(Saved entries)
Start
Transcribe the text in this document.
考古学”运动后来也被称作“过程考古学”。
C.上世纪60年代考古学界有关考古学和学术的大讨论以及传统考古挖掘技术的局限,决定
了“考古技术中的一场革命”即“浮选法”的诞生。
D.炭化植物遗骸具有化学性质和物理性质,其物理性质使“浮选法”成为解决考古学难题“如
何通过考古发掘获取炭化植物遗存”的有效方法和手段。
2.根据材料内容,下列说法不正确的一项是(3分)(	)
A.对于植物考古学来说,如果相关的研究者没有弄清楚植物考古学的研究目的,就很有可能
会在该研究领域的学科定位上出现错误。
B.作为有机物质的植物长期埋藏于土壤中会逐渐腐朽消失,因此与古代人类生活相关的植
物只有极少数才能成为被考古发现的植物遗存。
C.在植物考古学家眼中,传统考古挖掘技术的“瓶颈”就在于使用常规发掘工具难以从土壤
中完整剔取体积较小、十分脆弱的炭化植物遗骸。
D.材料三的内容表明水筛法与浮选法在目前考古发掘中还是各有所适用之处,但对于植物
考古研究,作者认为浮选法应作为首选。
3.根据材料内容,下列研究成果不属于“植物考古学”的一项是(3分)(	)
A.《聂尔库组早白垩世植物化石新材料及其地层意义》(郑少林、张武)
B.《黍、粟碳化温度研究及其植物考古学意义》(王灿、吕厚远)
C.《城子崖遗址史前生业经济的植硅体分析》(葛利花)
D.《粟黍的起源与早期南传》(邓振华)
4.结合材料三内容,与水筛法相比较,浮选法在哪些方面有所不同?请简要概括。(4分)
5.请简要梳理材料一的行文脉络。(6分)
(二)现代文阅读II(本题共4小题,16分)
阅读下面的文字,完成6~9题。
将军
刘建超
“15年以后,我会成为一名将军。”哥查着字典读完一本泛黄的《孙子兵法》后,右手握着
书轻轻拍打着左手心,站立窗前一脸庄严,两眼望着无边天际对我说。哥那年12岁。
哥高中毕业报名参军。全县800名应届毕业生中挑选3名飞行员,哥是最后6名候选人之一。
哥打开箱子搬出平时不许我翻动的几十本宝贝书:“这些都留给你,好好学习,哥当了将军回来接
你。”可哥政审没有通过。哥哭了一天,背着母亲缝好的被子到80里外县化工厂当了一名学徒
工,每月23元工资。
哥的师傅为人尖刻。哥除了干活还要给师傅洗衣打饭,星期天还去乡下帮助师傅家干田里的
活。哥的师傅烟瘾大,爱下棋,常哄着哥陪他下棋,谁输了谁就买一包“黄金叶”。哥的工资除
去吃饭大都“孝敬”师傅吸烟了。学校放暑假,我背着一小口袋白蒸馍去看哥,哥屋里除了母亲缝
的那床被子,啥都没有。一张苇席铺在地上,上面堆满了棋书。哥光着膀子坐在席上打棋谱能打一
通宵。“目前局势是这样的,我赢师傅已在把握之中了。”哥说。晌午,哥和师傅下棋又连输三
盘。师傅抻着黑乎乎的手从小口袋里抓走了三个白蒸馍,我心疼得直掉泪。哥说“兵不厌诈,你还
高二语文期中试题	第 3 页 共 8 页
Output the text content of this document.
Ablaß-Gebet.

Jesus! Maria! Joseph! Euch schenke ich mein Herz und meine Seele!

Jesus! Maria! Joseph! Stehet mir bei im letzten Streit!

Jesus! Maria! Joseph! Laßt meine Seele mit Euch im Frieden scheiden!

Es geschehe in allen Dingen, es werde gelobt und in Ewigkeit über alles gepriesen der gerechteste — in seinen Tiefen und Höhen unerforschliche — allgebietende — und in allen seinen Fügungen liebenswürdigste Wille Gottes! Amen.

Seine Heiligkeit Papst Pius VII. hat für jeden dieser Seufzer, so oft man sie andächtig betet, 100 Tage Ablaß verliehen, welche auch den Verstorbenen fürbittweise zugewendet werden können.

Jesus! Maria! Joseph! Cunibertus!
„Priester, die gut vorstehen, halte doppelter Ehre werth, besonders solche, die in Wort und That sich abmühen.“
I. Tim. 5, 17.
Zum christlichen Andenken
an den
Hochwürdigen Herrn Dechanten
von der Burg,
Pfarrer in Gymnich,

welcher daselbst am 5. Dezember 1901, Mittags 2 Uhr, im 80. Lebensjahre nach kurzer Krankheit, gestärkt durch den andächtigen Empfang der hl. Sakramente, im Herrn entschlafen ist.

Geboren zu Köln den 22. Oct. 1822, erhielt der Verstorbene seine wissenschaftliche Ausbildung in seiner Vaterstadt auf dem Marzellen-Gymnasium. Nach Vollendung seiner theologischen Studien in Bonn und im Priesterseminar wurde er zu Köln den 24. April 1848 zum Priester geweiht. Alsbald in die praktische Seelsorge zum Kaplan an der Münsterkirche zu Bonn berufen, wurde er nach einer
End
▶ _Set exercise_: Find all the lines containing "Herrn" in the material, then copy them.

▶ _Task response_:
Hochwürdigen Herrn Dechanten
welcher daselbst am 5. Dezember 1901, Mittags 2 Uhr, im 80. Lebensjahre nach kurzer Krankheit, gestärkt durch den andächtigen Empfang der hl. Sakramente, im Herrn entschlafen ist.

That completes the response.